[Records]

* START *

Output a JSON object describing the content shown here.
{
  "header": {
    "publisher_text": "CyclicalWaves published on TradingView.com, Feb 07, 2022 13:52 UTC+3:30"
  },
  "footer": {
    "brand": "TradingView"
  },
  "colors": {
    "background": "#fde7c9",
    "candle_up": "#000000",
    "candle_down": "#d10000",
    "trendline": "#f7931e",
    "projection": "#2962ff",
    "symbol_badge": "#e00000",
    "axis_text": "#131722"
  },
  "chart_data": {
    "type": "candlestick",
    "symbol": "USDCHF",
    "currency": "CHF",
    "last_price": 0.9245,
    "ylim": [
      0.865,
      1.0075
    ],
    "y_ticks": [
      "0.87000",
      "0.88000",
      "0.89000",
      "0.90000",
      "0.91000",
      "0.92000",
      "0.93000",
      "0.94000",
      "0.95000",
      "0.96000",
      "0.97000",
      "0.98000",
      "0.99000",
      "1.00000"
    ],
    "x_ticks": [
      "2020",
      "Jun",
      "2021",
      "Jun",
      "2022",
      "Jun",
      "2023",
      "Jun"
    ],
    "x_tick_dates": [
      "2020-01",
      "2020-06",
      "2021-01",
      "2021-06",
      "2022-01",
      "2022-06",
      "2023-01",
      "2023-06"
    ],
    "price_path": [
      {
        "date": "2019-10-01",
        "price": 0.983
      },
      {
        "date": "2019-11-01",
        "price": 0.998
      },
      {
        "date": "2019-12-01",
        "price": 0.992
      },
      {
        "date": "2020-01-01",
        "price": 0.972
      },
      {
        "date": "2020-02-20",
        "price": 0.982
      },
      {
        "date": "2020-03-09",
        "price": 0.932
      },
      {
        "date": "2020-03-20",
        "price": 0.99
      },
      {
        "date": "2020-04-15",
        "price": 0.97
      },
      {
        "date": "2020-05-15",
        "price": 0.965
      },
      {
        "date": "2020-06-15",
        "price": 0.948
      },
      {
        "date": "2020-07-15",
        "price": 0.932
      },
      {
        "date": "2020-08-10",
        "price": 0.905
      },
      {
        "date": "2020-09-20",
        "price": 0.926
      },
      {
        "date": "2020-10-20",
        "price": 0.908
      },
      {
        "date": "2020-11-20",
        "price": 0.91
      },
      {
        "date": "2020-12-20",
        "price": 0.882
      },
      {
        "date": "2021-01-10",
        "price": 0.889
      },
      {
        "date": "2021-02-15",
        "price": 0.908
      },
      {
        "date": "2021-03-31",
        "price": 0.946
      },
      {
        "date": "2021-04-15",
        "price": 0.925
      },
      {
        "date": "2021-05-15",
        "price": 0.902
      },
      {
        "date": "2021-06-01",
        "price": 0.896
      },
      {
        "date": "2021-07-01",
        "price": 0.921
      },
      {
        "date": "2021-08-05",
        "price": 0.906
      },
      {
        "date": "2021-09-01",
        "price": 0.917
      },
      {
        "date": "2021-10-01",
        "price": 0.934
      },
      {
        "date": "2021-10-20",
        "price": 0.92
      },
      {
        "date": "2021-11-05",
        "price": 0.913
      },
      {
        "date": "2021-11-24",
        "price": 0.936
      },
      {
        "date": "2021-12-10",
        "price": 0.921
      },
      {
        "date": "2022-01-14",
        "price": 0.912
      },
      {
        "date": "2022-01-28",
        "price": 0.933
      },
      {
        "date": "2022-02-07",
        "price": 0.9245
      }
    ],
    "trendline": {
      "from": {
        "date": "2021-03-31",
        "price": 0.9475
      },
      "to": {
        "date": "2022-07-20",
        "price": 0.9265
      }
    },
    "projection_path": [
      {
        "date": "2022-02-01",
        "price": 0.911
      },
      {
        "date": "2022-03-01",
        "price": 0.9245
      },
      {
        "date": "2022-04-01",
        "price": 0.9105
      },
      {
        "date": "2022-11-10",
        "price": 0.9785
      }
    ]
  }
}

* END *

* _Requirements_
Copy out all of the records shown above exactly.

* _Expected output_
Output a JSON object describing the content shown here.
{
  "header": {
    "publisher_text": "CyclicalWaves published on TradingView.com, Feb 07, 2022 13:52 UTC+3:30"
  },
  "footer": {
    "brand": "TradingView"
  },
  "colors": {
    "background": "#fde7c9",
    "candle_up": "#000000",
    "candle_down": "#d10000",
    "trendline": "#f7931e",
    "projection": "#2962ff",
    "symbol_badge": "#e00000",
    "axis_text": "#131722"
  },
  "chart_data": {
    "type": "candlestick",
    "symbol": "USDCHF",
    "currency": "CHF",
    "last_price": 0.9245,
    "ylim": [
      0.865,
      1.0075
    ],
    "y_ticks": [
      "0.87000",
      "0.88000",
      "0.89000",
      "0.90000",
      "0.91000",
      "0.92000",
      "0.93000",
      "0.94000",
      "0.95000",
      "0.96000",
      "0.97000",
      "0.98000",
      "0.99000",
      "1.00000"
    ],
    "x_ticks": [
      "2020",
      "Jun",
      "2021",
      "Jun",
      "2022",
      "Jun",
      "2023",
      "Jun"
    ],
    "x_tick_dates": [
      "2020-01",
      "2020-06",
      "2021-01",
      "2021-06",
      "2022-01",
      "2022-06",
      "2023-01",
      "2023-06"
    ],
    "price_path": [
      {
        "date": "2019-10-01",
        "price": 0.983
      },
      {
        "date": "2019-11-01",
        "price": 0.998
      },
      {
        "date": "2019-12-01",
        "price": 0.992
      },
      {
        "date": "2020-01-01",
        "price": 0.972
      },
      {
        "date": "2020-02-20",
        "price": 0.982
      },
      {
        "date": "2020-03-09",
        "price": 0.932
      },
      {
        "date": "2020-03-20",
        "price": 0.99
      },
      {
        "date": "2020-04-15",
        "price": 0.97
      },
      {
        "date": "2020-05-15",
        "price": 0.965
      },
      {
        "date": "2020-06-15",
        "price": 0.948
      },
      {
        "date": "2020-07-15",
        "price": 0.932
      },
      {
        "date": "2020-08-10",
        "price": 0.905
      },
      {
        "date": "2020-09-20",
        "price": 0.926
      },
      {
        "date": "2020-10-20",
        "price": 0.908
      },
      {
        "date": "2020-11-20",
        "price": 0.91
      },
      {
        "date": "2020-12-20",
        "price": 0.882
      },
      {
        "date": "2021-01-10",
        "price": 0.889
      },
      {
        "date": "2021-02-15",
        "price": 0.908
      },
      {
        "date": "2021-03-31",
        "price": 0.946
      },
      {
        "date": "2021-04-15",
        "price": 0.925
      },
      {
        "date": "2021-05-15",
        "price": 0.902
      },
      {
        "date": "2021-06-01",
        "price": 0.896
      },
      {
        "date": "2021-07-01",
        "price": 0.921
      },
      {
        "date": "2021-08-05",
        "price": 0.906
      },
      {
        "date": "2021-09-01",
        "price": 0.917
      },
      {
        "date": "2021-10-01",
        "price": 0.934
      },
      {
        "date": "2021-10-20",
        "price": 0.92
      },
      {
        "date": "2021-11-05",
        "price": 0.913
      },
      {
        "date": "2021-11-24",
        "price": 0.936
      },
      {
        "date": "2021-12-10",
        "price": 0.921
      },
      {
        "date": "2022-01-14",
        "price": 0.912
      },
      {
        "date": "2022-01-28",
        "price": 0.933
      },
      {
        "date": "2022-02-07",
        "price": 0.9245
      }
    ],
    "trendline": {
      "from": {
        "date": "2021-03-31",
        "price": 0.9475
      },
      "to": {
        "date": "2022-07-20",
        "price": 0.9265
      }
    },
    "projection_path": [
      {
        "date": "2022-02-01",
        "price": 0.911
      },
      {
        "date": "2022-03-01",
        "price": 0.9245
      },
      {
        "date": "2022-04-01",
        "price": 0.9105
      },
      {
        "date": "2022-11-10",
        "price": 0.9785
      }
    ]
  }
}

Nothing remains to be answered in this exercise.